## START Record list
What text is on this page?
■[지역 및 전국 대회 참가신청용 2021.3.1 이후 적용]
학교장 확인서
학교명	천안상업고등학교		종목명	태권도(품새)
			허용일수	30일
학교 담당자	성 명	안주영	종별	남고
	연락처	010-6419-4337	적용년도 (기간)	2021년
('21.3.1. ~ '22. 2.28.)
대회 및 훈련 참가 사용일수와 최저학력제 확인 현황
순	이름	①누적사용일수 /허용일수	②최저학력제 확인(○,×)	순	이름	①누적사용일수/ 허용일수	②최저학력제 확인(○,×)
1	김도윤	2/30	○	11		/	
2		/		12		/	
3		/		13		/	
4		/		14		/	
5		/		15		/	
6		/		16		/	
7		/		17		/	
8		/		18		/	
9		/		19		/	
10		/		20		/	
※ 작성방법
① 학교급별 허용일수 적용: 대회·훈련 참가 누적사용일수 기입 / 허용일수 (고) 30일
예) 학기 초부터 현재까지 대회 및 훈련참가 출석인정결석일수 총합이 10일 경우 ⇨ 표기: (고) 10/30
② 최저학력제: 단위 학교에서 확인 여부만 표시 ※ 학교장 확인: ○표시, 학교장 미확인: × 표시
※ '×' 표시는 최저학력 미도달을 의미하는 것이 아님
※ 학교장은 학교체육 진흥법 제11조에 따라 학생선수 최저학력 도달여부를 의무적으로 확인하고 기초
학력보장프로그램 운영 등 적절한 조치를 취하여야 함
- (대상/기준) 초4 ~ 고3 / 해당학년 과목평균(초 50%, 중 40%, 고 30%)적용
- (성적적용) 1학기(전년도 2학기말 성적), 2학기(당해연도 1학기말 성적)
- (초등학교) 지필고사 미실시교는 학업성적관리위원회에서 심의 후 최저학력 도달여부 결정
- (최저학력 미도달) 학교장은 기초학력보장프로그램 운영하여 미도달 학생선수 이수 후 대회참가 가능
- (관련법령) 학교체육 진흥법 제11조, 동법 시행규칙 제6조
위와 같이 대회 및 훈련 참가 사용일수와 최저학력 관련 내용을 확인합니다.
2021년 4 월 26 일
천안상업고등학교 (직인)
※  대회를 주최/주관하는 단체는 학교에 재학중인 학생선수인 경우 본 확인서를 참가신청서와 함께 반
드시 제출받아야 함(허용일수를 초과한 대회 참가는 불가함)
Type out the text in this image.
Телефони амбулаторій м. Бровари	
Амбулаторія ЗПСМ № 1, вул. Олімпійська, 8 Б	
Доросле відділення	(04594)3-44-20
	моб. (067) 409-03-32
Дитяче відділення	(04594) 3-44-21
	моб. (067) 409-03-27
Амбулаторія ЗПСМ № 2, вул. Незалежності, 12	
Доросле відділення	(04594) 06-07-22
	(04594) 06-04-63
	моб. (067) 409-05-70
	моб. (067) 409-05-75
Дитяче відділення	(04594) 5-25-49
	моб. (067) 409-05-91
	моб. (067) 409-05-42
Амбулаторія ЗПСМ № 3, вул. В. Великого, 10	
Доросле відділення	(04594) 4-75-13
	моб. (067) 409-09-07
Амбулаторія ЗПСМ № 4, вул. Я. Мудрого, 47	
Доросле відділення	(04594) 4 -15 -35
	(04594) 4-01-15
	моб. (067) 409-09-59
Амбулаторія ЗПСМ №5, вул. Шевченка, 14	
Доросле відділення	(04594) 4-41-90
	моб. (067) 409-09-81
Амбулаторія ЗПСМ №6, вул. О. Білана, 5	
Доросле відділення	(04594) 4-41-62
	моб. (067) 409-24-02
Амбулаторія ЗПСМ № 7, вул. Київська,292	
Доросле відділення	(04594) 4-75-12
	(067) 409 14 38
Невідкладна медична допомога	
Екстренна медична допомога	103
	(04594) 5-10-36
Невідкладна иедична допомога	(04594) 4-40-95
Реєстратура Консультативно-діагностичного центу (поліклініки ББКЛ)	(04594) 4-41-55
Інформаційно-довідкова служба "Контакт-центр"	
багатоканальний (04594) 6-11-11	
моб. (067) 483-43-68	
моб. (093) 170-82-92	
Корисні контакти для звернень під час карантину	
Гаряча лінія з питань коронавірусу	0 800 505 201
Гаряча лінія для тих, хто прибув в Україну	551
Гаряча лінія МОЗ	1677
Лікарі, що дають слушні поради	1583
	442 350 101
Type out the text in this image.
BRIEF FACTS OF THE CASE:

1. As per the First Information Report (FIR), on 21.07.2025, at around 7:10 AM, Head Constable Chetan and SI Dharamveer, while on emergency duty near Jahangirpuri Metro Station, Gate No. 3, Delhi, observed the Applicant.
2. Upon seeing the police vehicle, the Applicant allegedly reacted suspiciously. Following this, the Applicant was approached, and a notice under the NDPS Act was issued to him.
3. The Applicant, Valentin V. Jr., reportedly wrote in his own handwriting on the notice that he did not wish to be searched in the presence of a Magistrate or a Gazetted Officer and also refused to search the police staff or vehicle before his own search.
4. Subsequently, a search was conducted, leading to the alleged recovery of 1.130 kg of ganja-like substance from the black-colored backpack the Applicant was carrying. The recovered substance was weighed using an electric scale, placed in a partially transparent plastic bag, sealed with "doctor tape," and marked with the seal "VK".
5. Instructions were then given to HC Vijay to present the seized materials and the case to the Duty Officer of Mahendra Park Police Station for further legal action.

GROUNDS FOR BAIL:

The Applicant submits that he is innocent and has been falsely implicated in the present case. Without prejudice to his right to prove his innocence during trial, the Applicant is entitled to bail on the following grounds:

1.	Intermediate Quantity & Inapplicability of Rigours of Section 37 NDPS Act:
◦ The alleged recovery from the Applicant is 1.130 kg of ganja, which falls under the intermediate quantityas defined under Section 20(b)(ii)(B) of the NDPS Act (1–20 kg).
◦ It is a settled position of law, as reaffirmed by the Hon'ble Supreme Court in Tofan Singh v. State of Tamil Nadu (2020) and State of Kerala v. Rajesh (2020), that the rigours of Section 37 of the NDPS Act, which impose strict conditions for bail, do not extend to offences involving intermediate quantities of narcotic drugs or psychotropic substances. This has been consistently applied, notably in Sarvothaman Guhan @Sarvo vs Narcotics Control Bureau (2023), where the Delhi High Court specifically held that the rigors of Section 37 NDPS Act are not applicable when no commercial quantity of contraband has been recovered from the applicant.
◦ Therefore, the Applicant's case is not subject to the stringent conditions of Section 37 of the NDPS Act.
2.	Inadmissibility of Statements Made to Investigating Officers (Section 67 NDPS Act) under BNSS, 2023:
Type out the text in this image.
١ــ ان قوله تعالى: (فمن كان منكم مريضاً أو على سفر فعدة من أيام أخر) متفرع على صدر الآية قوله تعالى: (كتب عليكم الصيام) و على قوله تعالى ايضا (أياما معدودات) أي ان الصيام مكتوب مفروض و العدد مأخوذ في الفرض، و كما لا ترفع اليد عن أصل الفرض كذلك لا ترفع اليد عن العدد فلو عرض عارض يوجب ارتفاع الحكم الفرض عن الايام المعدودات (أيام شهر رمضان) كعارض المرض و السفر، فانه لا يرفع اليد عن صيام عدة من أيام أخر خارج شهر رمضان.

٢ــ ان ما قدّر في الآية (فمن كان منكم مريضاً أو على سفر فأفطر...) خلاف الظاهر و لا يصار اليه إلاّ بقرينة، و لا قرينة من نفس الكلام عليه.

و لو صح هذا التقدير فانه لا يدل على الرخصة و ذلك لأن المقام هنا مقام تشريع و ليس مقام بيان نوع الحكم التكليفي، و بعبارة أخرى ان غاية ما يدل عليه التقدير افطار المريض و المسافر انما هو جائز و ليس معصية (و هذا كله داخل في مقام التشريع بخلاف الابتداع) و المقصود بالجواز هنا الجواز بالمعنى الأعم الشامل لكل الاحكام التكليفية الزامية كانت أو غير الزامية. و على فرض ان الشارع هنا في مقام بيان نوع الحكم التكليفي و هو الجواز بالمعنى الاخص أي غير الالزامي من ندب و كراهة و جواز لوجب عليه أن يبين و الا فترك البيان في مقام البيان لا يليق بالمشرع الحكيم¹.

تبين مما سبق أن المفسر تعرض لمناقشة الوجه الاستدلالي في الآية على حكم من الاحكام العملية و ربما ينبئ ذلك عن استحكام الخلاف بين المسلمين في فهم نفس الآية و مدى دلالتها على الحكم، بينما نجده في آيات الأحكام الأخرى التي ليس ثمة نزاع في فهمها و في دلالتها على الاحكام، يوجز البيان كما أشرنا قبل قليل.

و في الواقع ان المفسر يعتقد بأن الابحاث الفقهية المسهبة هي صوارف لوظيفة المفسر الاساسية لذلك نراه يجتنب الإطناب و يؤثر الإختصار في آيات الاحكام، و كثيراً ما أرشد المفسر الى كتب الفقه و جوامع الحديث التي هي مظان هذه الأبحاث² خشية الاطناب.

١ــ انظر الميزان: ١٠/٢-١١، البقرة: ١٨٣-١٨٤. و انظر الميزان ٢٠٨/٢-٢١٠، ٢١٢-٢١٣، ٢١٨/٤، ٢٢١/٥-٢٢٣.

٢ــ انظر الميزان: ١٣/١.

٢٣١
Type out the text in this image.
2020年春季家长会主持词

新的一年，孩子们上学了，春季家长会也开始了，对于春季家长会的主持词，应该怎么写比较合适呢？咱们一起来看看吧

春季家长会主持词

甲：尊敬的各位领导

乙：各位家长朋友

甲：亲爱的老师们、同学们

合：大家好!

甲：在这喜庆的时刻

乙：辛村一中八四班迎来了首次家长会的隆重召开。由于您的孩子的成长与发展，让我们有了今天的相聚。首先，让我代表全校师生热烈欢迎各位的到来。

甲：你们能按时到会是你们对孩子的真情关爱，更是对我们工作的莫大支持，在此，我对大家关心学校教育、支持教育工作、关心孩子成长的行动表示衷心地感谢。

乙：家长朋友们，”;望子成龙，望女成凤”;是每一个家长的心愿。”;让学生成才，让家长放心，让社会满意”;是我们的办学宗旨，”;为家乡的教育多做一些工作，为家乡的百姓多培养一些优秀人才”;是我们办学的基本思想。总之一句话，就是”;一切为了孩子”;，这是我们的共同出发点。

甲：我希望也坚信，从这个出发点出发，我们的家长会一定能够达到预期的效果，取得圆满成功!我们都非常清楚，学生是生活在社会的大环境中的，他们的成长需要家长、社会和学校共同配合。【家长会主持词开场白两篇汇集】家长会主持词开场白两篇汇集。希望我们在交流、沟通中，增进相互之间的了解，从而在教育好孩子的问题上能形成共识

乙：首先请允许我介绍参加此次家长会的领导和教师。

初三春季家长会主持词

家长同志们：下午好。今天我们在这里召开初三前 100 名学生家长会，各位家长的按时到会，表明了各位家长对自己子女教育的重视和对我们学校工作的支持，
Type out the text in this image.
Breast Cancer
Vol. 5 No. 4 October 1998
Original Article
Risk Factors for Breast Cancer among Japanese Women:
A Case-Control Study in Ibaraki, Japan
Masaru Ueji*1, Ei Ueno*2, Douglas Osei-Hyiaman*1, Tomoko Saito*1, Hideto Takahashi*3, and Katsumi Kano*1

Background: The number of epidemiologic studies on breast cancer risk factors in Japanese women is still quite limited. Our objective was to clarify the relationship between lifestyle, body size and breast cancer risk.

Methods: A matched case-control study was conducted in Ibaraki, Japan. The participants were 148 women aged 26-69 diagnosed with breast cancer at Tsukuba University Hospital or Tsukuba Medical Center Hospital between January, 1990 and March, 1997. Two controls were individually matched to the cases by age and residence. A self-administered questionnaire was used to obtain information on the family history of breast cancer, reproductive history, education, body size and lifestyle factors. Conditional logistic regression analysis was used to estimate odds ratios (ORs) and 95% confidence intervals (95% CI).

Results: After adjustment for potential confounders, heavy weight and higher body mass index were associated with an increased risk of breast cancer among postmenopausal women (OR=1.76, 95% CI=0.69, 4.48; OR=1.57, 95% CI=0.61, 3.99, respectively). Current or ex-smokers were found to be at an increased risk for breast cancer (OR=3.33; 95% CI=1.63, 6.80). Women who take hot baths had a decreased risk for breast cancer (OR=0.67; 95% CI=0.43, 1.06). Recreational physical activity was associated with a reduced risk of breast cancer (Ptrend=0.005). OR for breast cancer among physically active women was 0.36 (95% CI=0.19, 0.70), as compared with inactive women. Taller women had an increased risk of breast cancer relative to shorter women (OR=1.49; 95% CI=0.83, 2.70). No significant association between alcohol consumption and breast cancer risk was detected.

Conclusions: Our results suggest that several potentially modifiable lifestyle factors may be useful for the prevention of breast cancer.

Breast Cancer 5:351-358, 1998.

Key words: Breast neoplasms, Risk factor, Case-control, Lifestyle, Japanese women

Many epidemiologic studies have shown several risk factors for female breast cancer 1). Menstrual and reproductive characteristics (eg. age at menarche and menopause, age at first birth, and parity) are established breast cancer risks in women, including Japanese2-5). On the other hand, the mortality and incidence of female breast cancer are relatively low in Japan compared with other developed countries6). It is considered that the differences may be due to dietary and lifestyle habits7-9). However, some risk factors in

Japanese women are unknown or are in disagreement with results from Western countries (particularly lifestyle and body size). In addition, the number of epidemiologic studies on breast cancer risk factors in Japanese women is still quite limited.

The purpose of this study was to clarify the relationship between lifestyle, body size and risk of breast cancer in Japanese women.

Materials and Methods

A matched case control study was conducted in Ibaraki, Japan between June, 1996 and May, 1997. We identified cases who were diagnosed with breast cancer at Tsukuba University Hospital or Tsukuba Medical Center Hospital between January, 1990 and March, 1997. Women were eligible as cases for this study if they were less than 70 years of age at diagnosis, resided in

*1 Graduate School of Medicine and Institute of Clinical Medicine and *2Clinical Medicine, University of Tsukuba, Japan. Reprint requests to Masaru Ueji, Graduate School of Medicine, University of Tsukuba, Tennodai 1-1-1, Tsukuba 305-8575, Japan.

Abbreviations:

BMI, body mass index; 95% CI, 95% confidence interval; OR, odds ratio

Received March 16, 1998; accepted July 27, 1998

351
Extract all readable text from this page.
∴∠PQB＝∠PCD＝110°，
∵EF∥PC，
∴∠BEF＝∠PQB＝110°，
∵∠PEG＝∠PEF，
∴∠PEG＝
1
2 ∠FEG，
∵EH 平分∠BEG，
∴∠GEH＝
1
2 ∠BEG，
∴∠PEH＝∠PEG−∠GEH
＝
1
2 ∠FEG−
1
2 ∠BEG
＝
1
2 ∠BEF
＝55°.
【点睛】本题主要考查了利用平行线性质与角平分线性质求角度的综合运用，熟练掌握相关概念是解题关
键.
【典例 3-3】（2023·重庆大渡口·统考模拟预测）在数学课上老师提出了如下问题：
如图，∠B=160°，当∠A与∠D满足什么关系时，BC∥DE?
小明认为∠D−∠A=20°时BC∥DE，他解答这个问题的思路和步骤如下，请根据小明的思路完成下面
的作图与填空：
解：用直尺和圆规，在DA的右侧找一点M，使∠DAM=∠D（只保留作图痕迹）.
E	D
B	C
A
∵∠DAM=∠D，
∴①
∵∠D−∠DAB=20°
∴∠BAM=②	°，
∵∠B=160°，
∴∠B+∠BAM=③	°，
## END Record list
* [Objective] Search the records for the word "лінія" and copy every line where it occurs.

* [Task result]
Гаряча лінія з питань коронавірусу	0 800 505 201
Гаряча лінія для тих, хто прибув в Україну	551
Гаряча лінія МОЗ	1677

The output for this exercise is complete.